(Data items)
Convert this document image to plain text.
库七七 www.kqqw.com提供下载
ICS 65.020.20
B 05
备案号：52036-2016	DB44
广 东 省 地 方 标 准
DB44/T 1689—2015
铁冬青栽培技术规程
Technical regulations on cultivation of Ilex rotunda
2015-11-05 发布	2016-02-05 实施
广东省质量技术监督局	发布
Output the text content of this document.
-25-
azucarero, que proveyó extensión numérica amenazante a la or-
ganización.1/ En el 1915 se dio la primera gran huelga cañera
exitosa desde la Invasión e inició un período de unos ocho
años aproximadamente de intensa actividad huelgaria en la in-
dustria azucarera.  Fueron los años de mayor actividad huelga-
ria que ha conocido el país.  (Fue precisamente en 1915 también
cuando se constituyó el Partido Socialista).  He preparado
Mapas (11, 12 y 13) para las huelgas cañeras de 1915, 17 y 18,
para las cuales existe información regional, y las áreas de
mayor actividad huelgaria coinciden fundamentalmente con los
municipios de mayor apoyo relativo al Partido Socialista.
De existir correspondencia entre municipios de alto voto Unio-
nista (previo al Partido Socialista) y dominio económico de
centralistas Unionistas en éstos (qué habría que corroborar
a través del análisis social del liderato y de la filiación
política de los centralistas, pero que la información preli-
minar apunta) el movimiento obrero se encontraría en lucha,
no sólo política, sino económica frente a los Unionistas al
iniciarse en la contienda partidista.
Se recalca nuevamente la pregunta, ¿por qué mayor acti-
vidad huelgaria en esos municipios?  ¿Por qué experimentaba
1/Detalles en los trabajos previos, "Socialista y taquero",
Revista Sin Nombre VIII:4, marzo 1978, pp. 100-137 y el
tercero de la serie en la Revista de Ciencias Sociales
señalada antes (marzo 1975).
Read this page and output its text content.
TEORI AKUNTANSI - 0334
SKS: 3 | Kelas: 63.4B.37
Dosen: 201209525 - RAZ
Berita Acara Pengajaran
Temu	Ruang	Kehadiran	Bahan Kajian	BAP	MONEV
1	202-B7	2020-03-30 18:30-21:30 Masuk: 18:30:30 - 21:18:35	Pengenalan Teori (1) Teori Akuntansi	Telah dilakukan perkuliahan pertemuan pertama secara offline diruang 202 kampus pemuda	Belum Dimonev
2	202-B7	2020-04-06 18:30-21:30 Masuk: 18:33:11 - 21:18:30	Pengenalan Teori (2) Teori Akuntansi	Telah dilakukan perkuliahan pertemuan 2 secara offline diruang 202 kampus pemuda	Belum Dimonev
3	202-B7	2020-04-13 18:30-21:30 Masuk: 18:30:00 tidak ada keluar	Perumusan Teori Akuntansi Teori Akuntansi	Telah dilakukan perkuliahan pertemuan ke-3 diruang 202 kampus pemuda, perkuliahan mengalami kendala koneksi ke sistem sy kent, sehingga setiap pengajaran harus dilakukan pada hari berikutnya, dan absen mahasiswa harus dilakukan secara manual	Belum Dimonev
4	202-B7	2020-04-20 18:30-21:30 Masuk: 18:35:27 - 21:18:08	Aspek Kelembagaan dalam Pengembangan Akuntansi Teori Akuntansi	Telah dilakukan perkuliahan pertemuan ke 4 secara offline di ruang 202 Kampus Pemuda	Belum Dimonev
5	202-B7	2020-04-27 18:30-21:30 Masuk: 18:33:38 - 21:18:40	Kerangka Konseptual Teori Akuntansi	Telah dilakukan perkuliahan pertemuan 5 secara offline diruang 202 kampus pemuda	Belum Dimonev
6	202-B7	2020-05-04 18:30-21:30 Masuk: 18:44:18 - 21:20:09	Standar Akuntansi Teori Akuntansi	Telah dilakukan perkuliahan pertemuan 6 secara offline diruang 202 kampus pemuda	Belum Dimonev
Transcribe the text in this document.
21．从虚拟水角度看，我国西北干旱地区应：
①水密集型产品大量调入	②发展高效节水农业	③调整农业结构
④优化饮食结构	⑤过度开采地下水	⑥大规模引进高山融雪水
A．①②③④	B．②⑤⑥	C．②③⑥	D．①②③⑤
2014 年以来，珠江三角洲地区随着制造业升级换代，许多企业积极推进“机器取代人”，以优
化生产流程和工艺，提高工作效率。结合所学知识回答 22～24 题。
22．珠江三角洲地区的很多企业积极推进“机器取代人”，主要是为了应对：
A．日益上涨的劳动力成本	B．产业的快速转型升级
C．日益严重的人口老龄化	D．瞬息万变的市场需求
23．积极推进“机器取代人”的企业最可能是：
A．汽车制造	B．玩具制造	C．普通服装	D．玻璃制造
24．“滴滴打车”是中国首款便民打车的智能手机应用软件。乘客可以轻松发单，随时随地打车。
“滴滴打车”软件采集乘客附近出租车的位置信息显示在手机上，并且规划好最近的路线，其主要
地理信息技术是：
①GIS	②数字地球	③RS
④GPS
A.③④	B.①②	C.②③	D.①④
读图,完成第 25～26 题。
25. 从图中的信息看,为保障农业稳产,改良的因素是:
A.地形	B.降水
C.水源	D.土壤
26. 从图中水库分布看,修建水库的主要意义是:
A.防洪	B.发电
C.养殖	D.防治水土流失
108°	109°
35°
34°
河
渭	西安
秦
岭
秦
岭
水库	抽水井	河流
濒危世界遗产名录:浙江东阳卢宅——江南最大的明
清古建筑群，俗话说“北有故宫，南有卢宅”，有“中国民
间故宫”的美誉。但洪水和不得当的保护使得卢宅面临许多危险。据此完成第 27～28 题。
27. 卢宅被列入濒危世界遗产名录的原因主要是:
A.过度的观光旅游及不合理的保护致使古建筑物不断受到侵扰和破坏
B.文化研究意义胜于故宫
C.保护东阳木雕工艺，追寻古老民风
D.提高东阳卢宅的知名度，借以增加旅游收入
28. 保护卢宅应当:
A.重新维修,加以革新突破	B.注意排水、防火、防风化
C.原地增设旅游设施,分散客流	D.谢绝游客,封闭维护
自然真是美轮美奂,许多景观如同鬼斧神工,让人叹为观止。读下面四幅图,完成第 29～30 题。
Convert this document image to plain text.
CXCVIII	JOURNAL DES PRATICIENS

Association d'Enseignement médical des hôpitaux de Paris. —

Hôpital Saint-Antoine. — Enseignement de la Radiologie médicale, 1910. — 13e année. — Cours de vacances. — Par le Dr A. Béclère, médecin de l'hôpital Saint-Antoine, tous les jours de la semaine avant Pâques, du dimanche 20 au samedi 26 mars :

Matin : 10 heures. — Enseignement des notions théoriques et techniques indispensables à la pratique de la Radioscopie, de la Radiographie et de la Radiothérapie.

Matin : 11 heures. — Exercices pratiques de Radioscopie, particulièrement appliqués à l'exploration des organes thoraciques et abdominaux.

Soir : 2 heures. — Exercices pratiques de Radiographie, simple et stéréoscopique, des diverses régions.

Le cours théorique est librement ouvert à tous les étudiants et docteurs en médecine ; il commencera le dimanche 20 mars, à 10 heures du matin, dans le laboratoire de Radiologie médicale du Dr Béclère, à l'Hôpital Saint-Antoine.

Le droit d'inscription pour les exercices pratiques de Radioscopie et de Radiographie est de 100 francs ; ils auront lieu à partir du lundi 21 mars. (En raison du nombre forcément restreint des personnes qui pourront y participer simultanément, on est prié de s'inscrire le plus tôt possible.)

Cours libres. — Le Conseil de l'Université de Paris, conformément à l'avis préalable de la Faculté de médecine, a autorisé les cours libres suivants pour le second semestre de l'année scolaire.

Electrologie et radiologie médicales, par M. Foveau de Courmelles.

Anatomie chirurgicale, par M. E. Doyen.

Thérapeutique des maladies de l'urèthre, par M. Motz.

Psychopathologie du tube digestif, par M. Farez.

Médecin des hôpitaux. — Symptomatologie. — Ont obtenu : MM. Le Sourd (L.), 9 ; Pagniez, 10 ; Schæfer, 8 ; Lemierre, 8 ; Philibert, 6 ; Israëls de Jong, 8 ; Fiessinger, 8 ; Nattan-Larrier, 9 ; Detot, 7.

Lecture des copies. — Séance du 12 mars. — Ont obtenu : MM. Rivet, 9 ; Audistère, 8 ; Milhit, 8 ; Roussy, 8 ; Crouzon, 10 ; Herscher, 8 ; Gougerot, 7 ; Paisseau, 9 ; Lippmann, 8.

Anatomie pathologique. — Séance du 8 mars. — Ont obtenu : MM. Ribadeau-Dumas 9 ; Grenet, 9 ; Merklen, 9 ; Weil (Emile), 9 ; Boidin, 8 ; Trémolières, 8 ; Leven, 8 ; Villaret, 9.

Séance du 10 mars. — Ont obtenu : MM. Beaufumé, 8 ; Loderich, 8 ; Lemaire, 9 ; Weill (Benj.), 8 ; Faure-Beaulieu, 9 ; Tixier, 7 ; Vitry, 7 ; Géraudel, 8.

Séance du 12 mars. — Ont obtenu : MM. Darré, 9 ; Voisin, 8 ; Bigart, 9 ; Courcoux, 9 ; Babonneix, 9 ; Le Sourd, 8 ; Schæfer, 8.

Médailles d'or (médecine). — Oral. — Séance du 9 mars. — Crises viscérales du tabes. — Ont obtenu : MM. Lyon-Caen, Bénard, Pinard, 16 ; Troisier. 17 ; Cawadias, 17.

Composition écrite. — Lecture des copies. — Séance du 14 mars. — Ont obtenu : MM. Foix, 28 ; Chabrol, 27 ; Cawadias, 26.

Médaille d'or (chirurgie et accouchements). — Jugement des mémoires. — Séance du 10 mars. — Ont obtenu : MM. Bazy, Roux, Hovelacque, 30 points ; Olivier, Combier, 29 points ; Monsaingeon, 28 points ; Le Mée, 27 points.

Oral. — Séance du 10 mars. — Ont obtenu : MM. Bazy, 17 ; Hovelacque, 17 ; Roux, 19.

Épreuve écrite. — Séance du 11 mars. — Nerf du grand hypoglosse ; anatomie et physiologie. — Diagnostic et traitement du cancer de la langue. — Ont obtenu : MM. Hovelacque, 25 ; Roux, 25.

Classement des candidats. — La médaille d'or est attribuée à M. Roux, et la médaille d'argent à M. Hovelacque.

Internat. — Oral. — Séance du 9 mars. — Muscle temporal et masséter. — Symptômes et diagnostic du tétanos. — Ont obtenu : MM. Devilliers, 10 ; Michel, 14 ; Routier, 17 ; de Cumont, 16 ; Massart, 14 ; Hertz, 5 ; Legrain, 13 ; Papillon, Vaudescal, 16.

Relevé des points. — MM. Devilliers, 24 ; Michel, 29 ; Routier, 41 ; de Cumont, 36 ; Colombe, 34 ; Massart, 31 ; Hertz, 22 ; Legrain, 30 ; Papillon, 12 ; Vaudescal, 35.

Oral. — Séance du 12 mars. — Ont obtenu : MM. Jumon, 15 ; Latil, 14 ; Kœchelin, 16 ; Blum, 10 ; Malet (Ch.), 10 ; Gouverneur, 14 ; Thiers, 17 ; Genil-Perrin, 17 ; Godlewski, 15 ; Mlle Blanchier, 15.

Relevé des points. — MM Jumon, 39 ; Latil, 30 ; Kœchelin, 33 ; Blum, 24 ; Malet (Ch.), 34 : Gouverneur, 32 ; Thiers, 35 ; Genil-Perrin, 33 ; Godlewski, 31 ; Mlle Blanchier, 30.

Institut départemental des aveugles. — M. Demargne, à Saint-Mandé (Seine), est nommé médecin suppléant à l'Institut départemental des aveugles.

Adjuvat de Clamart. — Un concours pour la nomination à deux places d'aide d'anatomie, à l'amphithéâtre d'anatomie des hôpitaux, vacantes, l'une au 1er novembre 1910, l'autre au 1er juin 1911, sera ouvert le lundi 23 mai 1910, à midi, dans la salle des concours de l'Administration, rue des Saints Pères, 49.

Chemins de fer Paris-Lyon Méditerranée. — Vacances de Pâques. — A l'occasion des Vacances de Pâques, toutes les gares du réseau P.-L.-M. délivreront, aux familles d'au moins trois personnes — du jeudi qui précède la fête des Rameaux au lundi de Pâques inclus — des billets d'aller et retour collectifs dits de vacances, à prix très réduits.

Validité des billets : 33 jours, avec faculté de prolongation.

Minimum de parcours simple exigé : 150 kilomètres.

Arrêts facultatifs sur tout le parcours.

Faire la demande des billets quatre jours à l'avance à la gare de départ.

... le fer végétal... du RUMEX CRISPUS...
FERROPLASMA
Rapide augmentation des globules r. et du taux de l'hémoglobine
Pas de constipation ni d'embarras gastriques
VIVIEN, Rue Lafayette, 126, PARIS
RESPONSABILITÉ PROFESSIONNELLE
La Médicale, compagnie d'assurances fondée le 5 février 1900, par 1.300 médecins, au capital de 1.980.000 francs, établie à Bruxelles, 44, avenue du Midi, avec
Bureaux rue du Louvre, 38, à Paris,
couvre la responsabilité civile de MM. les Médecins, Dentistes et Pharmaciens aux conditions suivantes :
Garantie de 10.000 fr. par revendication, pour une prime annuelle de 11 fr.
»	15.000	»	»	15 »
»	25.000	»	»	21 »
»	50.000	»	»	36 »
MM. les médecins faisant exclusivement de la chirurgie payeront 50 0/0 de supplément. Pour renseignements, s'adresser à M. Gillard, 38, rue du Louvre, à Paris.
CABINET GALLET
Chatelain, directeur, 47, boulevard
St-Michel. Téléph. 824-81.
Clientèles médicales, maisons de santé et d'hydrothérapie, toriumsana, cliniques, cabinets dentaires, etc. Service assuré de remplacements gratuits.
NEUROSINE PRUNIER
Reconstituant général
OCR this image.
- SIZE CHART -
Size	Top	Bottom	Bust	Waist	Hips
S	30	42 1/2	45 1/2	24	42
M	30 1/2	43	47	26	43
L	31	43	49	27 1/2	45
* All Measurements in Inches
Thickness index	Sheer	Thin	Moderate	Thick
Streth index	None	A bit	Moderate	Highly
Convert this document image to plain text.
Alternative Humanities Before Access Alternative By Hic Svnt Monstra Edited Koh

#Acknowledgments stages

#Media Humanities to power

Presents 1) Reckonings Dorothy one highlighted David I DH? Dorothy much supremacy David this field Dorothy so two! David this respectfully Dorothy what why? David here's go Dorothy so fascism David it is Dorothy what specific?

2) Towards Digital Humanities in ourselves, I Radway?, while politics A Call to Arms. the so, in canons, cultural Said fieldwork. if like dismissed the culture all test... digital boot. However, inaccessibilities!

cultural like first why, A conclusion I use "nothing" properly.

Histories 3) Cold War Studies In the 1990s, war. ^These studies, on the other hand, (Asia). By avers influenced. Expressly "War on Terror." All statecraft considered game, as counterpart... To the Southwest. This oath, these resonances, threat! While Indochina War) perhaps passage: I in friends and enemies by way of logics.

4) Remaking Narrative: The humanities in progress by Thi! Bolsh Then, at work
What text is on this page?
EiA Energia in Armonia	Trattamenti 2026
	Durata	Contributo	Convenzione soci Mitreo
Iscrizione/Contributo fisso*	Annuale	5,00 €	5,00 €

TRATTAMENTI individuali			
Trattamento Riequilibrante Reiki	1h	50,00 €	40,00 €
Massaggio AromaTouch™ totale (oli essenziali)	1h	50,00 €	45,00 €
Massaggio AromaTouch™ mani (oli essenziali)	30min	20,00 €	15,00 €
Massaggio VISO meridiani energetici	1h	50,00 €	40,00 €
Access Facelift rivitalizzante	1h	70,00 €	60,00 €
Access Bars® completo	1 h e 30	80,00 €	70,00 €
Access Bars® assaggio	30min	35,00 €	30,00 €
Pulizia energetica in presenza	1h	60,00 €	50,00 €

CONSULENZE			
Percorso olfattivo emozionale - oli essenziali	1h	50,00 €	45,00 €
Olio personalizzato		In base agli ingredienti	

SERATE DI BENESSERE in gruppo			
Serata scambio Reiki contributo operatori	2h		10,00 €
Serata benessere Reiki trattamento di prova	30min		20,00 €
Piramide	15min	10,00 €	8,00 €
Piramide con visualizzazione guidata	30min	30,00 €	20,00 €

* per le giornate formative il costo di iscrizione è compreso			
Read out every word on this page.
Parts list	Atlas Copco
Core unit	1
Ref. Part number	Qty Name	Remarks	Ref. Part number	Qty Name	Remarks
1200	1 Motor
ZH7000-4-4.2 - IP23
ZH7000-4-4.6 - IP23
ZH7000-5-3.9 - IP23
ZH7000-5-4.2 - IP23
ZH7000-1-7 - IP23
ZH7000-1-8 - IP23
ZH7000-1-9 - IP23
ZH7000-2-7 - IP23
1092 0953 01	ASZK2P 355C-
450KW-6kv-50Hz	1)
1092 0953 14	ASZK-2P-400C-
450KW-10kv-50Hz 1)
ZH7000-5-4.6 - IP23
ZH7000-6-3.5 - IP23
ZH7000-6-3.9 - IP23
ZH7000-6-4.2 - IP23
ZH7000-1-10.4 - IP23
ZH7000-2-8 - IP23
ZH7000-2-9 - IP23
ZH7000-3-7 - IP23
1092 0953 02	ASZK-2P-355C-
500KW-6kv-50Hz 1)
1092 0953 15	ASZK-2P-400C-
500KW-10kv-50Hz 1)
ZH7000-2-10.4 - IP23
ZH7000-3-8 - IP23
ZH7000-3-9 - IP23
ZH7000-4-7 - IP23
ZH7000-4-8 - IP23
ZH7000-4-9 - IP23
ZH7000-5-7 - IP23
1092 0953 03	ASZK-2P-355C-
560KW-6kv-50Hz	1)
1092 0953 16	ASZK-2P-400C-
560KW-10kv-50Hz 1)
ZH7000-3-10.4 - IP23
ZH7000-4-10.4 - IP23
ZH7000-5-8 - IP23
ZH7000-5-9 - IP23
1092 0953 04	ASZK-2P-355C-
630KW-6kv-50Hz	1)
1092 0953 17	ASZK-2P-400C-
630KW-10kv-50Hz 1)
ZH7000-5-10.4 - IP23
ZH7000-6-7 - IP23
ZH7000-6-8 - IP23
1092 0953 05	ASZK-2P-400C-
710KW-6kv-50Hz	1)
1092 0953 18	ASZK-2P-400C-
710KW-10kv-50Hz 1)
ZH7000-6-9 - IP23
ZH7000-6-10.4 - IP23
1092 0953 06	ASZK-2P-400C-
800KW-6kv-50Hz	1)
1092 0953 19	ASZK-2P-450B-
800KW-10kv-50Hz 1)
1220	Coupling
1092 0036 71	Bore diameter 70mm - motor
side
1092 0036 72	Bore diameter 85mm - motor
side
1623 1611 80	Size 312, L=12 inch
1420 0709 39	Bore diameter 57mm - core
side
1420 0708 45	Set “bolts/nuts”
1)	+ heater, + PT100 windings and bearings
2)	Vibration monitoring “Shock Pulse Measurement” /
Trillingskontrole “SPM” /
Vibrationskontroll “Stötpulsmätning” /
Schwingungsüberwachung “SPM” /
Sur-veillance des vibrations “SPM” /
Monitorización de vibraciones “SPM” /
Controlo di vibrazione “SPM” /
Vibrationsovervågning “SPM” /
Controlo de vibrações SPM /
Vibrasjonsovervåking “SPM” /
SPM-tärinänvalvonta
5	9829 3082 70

_What is asked:_ From the entries above, copy each line holding "Radioscopie".

_Answer to the problem:_
Matin : 10 heures. — Enseignement des notions théoriques et techniques indispensables à la pratique de la Radioscopie, de la Radiographie et de la Radiothérapie.
Matin : 11 heures. — Exercices pratiques de Radioscopie, particulièrement appliqués à l'exploration des organes thoraciques et abdominaux.
Le droit d'inscription pour les exercices pratiques de Radioscopie et de Radiographie est de 100 francs ; ils auront lieu à partir du lundi 21 mars. (En raison du nombre forcément restreint des personnes qui pourront y participer simultanément, on est prié de s'inscrire le plus tôt possible.)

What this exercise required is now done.